[Begin Dataset records]

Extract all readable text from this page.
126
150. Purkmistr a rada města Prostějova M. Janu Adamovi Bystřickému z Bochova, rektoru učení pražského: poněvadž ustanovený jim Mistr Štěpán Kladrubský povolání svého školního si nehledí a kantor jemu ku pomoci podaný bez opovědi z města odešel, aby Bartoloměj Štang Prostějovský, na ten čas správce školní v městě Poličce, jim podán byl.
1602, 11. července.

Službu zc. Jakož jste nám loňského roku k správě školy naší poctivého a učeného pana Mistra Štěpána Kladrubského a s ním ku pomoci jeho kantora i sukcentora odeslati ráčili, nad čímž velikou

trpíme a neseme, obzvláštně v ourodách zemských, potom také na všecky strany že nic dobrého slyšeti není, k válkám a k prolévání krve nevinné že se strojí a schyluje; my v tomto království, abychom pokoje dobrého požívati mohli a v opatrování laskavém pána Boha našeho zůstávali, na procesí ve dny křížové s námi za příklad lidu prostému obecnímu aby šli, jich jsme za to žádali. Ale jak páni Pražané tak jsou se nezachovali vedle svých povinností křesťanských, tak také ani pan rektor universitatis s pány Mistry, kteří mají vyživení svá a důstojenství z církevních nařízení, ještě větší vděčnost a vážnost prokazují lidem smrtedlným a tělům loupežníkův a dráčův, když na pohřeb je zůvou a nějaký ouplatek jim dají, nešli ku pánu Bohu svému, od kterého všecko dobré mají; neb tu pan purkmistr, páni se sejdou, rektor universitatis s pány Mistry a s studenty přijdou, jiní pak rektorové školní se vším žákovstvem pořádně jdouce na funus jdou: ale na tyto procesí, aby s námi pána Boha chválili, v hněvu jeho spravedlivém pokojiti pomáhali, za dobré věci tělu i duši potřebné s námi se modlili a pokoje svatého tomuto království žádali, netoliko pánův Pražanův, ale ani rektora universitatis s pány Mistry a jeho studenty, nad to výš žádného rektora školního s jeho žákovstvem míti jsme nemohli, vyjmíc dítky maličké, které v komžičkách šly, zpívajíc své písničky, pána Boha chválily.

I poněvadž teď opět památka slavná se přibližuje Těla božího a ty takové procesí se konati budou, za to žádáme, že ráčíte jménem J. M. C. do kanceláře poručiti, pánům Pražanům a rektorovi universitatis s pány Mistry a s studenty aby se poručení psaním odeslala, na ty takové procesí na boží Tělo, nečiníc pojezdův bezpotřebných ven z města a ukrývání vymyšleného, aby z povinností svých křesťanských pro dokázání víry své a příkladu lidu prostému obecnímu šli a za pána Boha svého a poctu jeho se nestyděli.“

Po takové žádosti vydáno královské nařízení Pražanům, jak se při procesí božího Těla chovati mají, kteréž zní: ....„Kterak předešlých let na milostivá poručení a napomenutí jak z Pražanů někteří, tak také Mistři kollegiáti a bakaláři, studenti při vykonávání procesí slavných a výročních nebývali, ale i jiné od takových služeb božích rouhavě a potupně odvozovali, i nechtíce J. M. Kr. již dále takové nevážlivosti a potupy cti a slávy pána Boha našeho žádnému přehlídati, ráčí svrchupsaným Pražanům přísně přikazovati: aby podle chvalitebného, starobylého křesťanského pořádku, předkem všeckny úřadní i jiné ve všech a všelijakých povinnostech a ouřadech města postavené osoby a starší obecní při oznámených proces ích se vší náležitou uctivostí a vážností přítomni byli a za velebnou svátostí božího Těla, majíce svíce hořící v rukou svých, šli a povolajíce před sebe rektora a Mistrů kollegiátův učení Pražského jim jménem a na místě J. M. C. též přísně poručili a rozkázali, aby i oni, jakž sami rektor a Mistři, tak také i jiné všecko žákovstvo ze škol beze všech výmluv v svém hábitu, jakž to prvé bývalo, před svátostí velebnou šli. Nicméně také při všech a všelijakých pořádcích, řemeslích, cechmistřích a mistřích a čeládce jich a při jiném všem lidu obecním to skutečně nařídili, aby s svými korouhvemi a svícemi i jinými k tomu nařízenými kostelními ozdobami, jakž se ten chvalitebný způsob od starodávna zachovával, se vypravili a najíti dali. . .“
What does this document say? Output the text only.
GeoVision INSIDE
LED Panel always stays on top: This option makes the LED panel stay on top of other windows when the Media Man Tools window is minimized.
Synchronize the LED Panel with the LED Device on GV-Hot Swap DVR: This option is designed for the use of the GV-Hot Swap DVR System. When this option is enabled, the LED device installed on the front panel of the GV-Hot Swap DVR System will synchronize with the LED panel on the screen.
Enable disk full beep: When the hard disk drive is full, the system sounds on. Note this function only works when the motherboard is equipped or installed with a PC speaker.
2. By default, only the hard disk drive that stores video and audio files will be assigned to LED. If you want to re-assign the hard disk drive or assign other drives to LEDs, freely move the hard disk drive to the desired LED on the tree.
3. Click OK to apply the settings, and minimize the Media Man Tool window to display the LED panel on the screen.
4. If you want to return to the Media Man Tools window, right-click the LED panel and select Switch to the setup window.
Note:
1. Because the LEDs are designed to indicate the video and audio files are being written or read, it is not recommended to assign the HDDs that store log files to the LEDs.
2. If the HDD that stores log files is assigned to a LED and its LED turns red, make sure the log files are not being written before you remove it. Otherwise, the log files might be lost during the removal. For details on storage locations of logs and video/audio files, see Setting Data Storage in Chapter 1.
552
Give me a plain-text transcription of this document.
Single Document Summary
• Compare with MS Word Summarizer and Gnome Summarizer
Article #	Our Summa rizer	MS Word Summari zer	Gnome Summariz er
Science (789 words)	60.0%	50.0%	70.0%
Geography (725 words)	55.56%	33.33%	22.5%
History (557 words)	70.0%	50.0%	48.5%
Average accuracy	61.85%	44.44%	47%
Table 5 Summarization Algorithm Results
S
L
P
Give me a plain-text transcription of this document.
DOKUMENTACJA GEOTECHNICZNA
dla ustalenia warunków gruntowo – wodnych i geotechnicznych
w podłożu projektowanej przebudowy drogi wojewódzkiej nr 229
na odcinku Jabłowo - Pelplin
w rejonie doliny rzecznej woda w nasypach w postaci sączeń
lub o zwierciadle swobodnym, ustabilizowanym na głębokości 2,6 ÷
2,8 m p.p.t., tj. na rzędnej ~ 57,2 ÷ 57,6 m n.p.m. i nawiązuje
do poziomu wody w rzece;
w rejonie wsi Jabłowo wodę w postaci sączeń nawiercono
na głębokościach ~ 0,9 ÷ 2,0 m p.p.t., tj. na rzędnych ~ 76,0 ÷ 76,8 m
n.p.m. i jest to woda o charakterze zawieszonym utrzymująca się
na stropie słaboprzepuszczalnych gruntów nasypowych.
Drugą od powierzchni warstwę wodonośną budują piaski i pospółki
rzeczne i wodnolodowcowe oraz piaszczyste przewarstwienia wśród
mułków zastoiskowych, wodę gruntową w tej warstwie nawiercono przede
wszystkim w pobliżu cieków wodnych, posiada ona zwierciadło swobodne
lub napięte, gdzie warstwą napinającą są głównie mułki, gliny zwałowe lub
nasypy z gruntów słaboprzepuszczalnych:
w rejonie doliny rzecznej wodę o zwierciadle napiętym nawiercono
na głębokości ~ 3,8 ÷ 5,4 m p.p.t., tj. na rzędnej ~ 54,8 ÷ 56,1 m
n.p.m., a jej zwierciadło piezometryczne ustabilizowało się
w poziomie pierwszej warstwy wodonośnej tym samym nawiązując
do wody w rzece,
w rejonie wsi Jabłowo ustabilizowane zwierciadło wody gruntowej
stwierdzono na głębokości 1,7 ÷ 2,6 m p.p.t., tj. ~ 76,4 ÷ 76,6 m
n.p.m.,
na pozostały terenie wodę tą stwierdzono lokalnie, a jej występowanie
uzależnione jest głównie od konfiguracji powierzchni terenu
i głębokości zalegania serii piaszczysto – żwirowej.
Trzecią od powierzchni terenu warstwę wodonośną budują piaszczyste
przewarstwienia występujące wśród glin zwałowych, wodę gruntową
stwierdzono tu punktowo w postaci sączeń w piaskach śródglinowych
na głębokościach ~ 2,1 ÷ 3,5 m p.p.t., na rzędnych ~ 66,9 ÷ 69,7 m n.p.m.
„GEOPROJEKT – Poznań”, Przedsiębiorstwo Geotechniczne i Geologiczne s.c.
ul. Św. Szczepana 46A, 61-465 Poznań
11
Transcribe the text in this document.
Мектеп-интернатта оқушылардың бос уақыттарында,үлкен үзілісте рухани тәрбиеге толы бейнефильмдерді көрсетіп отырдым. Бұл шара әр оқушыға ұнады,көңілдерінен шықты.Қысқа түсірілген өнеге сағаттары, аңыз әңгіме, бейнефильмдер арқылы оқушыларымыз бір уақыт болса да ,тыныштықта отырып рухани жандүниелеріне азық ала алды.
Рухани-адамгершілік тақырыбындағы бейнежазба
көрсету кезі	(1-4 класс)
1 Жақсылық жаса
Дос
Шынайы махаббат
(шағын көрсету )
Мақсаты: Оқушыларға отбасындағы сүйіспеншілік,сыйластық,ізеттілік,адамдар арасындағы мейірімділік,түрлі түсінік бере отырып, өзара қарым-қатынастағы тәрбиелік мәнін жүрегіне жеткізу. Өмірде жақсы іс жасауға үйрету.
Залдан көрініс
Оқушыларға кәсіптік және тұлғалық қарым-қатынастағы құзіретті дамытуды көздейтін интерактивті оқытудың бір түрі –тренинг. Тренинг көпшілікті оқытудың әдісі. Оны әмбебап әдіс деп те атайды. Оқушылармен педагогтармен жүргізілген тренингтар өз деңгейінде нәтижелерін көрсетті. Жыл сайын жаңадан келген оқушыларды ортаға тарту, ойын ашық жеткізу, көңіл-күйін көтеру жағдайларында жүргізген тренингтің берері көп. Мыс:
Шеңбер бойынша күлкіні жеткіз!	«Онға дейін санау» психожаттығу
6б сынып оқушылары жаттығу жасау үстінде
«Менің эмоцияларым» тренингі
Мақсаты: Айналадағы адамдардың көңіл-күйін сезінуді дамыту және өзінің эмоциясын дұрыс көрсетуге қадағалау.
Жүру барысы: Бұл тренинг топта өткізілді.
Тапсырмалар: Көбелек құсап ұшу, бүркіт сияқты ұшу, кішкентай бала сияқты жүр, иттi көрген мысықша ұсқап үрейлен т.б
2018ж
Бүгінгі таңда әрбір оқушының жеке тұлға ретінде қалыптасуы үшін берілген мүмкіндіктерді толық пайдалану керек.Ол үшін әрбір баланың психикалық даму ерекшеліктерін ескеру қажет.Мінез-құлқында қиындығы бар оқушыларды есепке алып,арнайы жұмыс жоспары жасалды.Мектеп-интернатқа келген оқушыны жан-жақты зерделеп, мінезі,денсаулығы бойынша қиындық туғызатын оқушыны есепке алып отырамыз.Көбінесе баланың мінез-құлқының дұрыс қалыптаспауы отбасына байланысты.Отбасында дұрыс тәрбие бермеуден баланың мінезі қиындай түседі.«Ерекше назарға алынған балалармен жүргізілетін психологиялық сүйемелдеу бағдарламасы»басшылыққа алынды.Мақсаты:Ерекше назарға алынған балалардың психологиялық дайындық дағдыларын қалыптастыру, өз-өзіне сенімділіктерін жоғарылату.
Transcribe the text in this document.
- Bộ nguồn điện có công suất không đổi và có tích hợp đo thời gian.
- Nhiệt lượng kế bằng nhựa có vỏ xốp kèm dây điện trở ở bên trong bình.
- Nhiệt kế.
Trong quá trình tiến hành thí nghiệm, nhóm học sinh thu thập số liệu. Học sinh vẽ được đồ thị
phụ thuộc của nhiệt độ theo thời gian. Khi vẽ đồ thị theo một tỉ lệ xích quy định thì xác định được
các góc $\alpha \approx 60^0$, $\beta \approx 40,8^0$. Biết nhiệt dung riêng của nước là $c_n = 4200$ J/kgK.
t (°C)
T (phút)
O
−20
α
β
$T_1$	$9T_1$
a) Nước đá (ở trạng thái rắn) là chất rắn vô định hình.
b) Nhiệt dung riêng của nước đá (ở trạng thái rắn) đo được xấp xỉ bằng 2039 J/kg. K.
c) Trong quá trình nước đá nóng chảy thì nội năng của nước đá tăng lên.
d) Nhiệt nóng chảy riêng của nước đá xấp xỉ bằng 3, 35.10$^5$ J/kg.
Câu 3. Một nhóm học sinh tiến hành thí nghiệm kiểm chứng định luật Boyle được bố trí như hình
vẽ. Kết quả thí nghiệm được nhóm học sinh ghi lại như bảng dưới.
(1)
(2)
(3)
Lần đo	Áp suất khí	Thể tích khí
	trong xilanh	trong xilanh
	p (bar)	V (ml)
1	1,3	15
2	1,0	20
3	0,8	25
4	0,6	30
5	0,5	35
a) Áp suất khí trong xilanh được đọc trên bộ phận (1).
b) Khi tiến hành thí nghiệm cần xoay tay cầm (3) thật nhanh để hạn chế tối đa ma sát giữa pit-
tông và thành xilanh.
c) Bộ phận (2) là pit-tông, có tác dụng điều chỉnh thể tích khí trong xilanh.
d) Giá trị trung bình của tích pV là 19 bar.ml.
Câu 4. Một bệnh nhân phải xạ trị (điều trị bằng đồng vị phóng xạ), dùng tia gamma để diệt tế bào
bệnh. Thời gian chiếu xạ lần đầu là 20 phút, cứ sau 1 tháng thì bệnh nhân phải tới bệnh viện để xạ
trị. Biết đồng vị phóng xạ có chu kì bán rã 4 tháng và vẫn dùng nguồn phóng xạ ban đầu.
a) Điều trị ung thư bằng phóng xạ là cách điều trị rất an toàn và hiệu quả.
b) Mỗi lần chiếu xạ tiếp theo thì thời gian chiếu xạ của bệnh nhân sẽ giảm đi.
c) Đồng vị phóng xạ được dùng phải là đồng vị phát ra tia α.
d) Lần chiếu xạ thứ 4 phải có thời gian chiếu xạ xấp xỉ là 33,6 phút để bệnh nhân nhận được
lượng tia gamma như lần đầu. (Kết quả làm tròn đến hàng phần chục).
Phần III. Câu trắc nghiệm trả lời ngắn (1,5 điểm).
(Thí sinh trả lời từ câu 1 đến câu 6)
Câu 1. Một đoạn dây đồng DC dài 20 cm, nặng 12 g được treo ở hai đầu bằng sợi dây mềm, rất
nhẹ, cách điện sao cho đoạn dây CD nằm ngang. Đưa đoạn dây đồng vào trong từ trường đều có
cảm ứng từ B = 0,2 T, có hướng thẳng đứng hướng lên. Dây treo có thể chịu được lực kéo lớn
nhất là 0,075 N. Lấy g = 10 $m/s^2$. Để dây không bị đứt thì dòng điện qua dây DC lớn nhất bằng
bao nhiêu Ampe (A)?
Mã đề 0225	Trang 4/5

[End Dataset records]

> [Problem description]: Take each line of the material that contains the word "sinh" and list it.

> [Solution]:
Trong quá trình tiến hành thí nghiệm, nhóm học sinh thu thập số liệu. Học sinh vẽ được đồ thị
Câu 3. Một nhóm học sinh tiến hành thí nghiệm kiểm chứng định luật Boyle được bố trí như hình
vẽ. Kết quả thí nghiệm được nhóm học sinh ghi lại như bảng dưới.
(Thí sinh trả lời từ câu 1 đến câu 6)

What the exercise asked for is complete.